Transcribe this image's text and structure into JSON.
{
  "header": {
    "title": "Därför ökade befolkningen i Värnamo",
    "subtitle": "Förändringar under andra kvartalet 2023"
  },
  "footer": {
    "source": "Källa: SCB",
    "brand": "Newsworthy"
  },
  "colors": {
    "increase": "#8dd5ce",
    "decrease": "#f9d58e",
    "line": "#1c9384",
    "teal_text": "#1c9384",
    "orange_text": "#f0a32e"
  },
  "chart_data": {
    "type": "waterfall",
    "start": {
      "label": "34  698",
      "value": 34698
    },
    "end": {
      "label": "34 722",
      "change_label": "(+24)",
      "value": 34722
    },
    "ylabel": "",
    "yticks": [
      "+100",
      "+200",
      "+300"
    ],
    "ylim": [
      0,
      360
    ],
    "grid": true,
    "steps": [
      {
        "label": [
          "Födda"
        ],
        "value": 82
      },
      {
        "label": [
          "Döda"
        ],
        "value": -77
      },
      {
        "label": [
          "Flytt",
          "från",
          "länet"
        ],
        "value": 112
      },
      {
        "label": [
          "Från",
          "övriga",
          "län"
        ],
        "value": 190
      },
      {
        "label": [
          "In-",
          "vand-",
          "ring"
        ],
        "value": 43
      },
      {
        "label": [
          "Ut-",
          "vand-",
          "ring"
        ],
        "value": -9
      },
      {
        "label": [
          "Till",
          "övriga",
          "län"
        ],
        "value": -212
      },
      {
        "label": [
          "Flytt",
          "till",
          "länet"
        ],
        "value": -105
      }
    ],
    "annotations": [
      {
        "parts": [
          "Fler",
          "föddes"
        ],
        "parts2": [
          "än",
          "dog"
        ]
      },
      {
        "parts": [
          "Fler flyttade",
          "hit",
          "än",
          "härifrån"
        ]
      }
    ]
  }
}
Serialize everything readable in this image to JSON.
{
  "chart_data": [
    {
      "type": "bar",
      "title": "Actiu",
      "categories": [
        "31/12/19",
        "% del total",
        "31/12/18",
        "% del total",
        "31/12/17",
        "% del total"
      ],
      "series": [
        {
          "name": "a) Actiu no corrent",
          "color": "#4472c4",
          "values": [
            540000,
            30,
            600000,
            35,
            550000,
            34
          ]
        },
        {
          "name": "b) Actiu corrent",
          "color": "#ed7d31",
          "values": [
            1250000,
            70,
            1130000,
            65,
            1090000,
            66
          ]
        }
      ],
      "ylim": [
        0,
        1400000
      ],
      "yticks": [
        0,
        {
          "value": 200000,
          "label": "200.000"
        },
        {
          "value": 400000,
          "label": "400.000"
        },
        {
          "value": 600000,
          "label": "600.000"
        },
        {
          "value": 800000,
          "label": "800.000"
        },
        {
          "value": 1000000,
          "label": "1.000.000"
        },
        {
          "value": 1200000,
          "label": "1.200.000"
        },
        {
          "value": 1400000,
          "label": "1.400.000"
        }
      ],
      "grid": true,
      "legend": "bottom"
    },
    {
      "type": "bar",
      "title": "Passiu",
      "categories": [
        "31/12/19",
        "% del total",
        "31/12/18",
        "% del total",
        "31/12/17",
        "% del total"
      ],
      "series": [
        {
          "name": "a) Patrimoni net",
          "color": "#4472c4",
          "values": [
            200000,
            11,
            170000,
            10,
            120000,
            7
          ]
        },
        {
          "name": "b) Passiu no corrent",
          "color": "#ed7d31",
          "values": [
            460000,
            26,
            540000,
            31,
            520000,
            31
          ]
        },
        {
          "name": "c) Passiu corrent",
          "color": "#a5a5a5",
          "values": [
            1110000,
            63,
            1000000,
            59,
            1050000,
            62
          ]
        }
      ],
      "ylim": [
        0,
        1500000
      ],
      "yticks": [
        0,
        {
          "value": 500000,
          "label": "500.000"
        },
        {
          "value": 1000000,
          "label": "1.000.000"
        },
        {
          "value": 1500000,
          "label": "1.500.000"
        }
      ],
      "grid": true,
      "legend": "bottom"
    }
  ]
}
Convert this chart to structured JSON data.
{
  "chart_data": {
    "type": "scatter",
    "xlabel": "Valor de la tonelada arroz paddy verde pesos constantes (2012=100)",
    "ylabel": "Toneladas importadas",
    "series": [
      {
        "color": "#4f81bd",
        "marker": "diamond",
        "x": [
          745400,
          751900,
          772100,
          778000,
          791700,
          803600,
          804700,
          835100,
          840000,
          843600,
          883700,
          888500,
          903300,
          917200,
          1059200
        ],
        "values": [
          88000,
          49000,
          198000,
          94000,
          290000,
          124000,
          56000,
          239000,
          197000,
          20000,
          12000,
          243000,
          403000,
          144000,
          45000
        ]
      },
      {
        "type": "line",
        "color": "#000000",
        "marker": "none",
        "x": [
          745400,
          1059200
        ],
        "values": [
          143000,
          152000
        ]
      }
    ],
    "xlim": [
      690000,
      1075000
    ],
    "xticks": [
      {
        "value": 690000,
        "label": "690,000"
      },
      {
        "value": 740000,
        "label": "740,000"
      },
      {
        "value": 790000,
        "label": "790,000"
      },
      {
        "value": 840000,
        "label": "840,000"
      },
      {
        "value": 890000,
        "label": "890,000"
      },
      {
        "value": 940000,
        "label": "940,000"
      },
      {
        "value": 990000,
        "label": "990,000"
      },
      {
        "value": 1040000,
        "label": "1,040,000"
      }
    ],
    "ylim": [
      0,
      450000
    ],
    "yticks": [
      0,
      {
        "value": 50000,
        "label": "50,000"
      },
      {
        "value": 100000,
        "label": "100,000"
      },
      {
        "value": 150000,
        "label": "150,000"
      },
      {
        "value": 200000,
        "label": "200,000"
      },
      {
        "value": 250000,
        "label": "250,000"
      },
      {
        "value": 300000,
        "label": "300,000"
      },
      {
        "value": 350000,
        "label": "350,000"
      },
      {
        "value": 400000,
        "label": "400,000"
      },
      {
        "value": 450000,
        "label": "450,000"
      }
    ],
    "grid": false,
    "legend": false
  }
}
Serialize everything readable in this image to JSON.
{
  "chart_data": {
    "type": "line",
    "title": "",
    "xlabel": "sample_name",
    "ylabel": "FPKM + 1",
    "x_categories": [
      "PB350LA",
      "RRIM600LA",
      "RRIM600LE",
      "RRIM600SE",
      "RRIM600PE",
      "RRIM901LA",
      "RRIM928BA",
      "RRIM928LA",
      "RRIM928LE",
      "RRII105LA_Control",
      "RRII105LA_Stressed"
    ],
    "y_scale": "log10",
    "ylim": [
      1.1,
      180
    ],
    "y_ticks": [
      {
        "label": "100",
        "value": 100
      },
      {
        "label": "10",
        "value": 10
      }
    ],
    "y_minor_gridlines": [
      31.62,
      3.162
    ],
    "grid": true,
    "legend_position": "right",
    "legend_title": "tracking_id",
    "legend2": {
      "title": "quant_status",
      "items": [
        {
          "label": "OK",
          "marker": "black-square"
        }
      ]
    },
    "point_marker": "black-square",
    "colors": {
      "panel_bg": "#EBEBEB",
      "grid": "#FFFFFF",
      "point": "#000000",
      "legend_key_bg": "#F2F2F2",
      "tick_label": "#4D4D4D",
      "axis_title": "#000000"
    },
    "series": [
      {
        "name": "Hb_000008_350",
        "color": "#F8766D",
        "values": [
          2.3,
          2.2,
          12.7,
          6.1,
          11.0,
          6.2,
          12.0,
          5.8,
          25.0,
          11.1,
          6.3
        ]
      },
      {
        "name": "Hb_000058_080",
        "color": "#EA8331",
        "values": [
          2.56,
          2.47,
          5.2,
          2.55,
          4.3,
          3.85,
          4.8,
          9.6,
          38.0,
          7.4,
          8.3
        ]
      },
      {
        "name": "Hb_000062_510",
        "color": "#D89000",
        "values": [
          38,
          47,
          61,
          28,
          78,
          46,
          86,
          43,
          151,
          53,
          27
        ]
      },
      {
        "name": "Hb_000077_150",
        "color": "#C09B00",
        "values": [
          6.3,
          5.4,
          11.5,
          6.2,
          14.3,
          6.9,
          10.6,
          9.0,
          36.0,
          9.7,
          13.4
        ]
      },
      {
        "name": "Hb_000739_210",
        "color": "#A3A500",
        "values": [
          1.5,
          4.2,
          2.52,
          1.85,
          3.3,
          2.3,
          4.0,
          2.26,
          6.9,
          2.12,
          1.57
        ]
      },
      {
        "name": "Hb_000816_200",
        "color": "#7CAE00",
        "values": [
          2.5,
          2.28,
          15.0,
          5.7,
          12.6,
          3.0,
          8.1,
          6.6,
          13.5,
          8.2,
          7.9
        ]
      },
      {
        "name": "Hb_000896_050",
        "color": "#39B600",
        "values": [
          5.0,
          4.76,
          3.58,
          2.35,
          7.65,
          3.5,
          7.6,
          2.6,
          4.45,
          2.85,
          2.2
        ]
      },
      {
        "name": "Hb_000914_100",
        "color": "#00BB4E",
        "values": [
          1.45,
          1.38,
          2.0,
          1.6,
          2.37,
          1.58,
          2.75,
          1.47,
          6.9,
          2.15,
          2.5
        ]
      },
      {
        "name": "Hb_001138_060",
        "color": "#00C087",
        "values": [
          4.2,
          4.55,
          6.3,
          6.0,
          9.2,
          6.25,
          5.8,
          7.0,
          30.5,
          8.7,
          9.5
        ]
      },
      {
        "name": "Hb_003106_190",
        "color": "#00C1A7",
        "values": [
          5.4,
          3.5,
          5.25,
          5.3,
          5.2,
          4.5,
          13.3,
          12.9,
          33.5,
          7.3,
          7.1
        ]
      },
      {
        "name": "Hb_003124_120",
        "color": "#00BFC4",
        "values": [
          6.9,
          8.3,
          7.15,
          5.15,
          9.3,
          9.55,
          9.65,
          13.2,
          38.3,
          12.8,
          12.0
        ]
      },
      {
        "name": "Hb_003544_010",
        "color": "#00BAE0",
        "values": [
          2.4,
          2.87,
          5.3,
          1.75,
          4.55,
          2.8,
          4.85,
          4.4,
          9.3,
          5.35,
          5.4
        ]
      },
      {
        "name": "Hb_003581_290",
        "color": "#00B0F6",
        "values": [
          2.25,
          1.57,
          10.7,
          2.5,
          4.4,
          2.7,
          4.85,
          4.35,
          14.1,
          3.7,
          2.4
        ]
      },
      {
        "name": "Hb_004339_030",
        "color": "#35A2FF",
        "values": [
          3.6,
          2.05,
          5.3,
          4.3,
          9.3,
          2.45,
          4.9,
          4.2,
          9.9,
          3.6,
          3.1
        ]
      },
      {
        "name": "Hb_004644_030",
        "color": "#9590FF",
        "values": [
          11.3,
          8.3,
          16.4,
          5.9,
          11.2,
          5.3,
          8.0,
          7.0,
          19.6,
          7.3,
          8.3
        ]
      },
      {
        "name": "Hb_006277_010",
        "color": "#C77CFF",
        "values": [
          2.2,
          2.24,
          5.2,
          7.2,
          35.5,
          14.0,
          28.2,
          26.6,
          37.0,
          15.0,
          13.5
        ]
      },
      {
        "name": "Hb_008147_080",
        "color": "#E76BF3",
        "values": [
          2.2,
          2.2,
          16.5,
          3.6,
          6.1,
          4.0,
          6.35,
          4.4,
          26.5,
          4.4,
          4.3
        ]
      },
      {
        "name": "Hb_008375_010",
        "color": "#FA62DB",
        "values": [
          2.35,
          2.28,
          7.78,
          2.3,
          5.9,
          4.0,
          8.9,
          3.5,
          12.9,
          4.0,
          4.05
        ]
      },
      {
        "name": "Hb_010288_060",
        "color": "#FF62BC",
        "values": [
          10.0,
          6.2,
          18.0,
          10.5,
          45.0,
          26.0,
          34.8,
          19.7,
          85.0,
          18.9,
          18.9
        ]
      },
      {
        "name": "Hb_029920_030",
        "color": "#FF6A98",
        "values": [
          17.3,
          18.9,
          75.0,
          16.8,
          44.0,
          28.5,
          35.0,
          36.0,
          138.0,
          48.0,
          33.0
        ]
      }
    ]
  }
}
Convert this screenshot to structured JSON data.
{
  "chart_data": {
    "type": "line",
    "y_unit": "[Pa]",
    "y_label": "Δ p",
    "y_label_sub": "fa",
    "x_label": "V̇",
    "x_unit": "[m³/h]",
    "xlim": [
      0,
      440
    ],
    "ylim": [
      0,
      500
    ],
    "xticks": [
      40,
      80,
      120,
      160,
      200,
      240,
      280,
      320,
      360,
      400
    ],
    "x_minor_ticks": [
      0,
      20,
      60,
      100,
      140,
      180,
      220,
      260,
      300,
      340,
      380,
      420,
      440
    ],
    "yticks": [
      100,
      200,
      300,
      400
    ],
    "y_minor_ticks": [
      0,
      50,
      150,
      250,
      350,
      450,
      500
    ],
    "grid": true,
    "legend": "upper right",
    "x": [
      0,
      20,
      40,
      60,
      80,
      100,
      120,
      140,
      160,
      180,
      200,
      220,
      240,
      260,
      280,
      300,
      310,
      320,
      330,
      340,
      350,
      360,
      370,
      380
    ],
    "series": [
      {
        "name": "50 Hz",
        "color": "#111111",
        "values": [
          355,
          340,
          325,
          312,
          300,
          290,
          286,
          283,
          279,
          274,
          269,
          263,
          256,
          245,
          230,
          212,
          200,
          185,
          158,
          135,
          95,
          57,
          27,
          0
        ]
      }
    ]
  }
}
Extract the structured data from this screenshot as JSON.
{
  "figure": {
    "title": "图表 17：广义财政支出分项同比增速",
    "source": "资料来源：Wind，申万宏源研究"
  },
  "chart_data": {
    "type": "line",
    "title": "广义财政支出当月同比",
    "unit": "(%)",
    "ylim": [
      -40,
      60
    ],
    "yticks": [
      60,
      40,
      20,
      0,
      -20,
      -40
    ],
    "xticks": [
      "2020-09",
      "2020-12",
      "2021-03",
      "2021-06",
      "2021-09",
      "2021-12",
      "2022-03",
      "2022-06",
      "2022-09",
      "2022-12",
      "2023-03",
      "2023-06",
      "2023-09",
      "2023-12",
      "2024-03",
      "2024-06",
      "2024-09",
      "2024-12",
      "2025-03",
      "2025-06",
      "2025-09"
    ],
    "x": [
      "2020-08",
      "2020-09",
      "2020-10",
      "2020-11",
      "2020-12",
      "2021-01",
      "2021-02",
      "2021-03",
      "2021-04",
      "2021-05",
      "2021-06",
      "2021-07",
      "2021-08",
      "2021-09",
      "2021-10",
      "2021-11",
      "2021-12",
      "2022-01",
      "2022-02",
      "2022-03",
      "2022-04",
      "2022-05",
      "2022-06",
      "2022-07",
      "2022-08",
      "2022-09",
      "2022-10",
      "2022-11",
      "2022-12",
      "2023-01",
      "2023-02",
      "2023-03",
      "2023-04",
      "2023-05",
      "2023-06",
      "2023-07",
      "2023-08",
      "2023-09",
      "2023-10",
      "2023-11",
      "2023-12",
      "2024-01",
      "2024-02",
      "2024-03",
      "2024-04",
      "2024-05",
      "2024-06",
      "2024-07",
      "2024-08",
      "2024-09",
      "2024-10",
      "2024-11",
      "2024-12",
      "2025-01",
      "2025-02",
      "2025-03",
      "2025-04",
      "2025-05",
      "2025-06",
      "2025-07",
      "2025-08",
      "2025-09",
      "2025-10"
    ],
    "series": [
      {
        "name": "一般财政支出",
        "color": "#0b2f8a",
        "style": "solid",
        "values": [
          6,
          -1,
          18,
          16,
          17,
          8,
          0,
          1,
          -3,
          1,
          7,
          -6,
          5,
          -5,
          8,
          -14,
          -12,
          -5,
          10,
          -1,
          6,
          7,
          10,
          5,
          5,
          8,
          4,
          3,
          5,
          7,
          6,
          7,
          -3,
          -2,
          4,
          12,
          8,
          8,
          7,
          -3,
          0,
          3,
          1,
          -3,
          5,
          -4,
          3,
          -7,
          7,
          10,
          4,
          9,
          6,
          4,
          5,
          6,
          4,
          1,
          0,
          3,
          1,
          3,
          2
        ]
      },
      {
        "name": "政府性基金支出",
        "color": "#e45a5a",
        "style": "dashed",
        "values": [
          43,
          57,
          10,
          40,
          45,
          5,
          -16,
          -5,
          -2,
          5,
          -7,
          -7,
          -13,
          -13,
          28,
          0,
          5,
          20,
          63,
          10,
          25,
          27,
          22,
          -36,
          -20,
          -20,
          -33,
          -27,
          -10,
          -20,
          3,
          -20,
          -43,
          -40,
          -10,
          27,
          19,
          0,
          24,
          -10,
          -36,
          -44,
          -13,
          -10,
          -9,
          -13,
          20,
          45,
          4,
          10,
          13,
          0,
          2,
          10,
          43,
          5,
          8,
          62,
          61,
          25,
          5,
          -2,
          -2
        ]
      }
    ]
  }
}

**Problem to work on:** Look through the listing above and count the lines where the string "black" appears. Report the number only.

**Reply:** 2